◆ **Written request**
Output every entry exactly as written.

◆ **Given data**
********
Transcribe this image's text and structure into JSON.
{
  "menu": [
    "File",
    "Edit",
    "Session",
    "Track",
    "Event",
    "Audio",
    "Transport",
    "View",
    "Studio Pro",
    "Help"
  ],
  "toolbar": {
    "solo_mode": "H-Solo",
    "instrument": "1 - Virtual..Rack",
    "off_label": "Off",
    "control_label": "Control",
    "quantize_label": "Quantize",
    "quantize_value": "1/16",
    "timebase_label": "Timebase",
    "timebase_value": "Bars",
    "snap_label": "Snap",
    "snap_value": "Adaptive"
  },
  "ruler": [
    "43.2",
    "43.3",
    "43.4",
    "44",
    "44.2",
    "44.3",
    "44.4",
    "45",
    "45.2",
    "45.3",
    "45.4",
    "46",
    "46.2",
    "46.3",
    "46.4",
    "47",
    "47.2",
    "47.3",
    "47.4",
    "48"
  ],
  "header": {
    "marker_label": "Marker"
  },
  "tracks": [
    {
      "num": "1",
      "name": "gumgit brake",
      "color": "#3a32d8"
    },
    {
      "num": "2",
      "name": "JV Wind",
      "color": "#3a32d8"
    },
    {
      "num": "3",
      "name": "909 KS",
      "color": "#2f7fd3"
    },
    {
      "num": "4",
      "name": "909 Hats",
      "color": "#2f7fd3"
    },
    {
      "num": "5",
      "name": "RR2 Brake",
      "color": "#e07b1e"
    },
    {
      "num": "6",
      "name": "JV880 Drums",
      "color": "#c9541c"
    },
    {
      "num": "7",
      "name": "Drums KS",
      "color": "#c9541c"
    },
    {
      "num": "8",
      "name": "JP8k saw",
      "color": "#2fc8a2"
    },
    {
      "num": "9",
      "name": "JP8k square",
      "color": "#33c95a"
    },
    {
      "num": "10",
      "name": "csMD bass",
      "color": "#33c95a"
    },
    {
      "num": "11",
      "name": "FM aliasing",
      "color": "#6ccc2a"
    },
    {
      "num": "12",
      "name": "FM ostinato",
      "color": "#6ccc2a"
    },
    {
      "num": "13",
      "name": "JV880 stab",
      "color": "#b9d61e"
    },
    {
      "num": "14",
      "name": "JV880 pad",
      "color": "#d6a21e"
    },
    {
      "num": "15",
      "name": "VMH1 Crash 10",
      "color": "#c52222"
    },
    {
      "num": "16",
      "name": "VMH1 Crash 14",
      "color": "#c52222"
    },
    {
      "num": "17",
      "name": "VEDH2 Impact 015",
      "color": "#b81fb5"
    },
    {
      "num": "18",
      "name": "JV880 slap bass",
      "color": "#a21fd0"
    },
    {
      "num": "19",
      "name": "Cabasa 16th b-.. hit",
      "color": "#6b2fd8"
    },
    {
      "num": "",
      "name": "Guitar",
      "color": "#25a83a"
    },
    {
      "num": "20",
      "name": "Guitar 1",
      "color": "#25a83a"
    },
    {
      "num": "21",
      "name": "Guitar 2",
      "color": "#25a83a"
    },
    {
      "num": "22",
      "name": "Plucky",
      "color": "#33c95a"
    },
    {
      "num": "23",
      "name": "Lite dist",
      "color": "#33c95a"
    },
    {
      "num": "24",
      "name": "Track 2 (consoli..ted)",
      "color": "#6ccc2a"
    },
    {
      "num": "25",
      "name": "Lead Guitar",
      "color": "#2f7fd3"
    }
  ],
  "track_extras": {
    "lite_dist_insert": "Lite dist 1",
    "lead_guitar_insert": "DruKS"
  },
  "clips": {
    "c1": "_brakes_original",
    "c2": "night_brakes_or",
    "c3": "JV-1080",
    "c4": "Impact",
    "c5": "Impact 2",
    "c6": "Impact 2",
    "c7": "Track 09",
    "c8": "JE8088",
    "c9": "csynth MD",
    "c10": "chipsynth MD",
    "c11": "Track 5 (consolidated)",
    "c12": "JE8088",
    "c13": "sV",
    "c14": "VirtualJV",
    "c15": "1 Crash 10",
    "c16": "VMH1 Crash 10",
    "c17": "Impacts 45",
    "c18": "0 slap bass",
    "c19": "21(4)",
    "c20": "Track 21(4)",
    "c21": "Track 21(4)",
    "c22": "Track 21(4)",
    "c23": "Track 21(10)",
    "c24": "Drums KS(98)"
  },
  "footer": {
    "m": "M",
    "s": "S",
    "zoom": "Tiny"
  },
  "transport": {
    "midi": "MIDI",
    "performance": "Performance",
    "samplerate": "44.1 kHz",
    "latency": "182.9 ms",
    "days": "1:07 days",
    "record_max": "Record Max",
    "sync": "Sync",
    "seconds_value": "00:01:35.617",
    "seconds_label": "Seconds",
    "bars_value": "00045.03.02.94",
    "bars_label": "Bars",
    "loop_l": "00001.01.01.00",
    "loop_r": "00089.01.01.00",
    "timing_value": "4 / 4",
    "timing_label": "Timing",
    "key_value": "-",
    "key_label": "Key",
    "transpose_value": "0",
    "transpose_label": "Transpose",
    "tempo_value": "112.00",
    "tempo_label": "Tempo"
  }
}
********
◆ **Exercise output**
Transcribe this image's text and structure into JSON.
{
  "menu": [
    "File",
    "Edit",
    "Session",
    "Track",
    "Event",
    "Audio",
    "Transport",
    "View",
    "Studio Pro",
    "Help"
  ],
  "toolbar": {
    "solo_mode": "H-Solo",
    "instrument": "1 - Virtual..Rack",
    "off_label": "Off",
    "control_label": "Control",
    "quantize_label": "Quantize",
    "quantize_value": "1/16",
    "timebase_label": "Timebase",
    "timebase_value": "Bars",
    "snap_label": "Snap",
    "snap_value": "Adaptive"
  },
  "ruler": [
    "43.2",
    "43.3",
    "43.4",
    "44",
    "44.2",
    "44.3",
    "44.4",
    "45",
    "45.2",
    "45.3",
    "45.4",
    "46",
    "46.2",
    "46.3",
    "46.4",
    "47",
    "47.2",
    "47.3",
    "47.4",
    "48"
  ],
  "header": {
    "marker_label": "Marker"
  },
  "tracks": [
    {
      "num": "1",
      "name": "gumgit brake",
      "color": "#3a32d8"
    },
    {
      "num": "2",
      "name": "JV Wind",
      "color": "#3a32d8"
    },
    {
      "num": "3",
      "name": "909 KS",
      "color": "#2f7fd3"
    },
    {
      "num": "4",
      "name": "909 Hats",
      "color": "#2f7fd3"
    },
    {
      "num": "5",
      "name": "RR2 Brake",
      "color": "#e07b1e"
    },
    {
      "num": "6",
      "name": "JV880 Drums",
      "color": "#c9541c"
    },
    {
      "num": "7",
      "name": "Drums KS",
      "color": "#c9541c"
    },
    {
      "num": "8",
      "name": "JP8k saw",
      "color": "#2fc8a2"
    },
    {
      "num": "9",
      "name": "JP8k square",
      "color": "#33c95a"
    },
    {
      "num": "10",
      "name": "csMD bass",
      "color": "#33c95a"
    },
    {
      "num": "11",
      "name": "FM aliasing",
      "color": "#6ccc2a"
    },
    {
      "num": "12",
      "name": "FM ostinato",
      "color": "#6ccc2a"
    },
    {
      "num": "13",
      "name": "JV880 stab",
      "color": "#b9d61e"
    },
    {
      "num": "14",
      "name": "JV880 pad",
      "color": "#d6a21e"
    },
    {
      "num": "15",
      "name": "VMH1 Crash 10",
      "color": "#c52222"
    },
    {
      "num": "16",
      "name": "VMH1 Crash 14",
      "color": "#c52222"
    },
    {
      "num": "17",
      "name": "VEDH2 Impact 015",
      "color": "#b81fb5"
    },
    {
      "num": "18",
      "name": "JV880 slap bass",
      "color": "#a21fd0"
    },
    {
      "num": "19",
      "name": "Cabasa 16th b-.. hit",
      "color": "#6b2fd8"
    },
    {
      "num": "",
      "name": "Guitar",
      "color": "#25a83a"
    },
    {
      "num": "20",
      "name": "Guitar 1",
      "color": "#25a83a"
    },
    {
      "num": "21",
      "name": "Guitar 2",
      "color": "#25a83a"
    },
    {
      "num": "22",
      "name": "Plucky",
      "color": "#33c95a"
    },
    {
      "num": "23",
      "name": "Lite dist",
      "color": "#33c95a"
    },
    {
      "num": "24",
      "name": "Track 2 (consoli..ted)",
      "color": "#6ccc2a"
    },
    {
      "num": "25",
      "name": "Lead Guitar",
      "color": "#2f7fd3"
    }
  ],
  "track_extras": {
    "lite_dist_insert": "Lite dist 1",
    "lead_guitar_insert": "DruKS"
  },
  "clips": {
    "c1": "_brakes_original",
    "c2": "night_brakes_or",
    "c3": "JV-1080",
    "c4": "Impact",
    "c5": "Impact 2",
    "c6": "Impact 2",
    "c7": "Track 09",
    "c8": "JE8088",
    "c9": "csynth MD",
    "c10": "chipsynth MD",
    "c11": "Track 5 (consolidated)",
    "c12": "JE8088",
    "c13": "sV",
    "c14": "VirtualJV",
    "c15": "1 Crash 10",
    "c16": "VMH1 Crash 10",
    "c17": "Impacts 45",
    "c18": "0 slap bass",
    "c19": "21(4)",
    "c20": "Track 21(4)",
    "c21": "Track 21(4)",
    "c22": "Track 21(4)",
    "c23": "Track 21(10)",
    "c24": "Drums KS(98)"
  },
  "footer": {
    "m": "M",
    "s": "S",
    "zoom": "Tiny"
  },
  "transport": {
    "midi": "MIDI",
    "performance": "Performance",
    "samplerate": "44.1 kHz",
    "latency": "182.9 ms",
    "days": "1:07 days",
    "record_max": "Record Max",
    "sync": "Sync",
    "seconds_value": "00:01:35.617",
    "seconds_label": "Seconds",
    "bars_value": "00045.03.02.94",
    "bars_label": "Bars",
    "loop_l": "00001.01.01.00",
    "loop_r": "00089.01.01.00",
    "timing_value": "4 / 4",
    "timing_label": "Timing",
    "key_value": "-",
    "key_label": "Key",
    "transpose_value": "0",
    "transpose_label": "Transpose",
    "tempo_value": "112.00",
    "tempo_label": "Tempo"
  }
}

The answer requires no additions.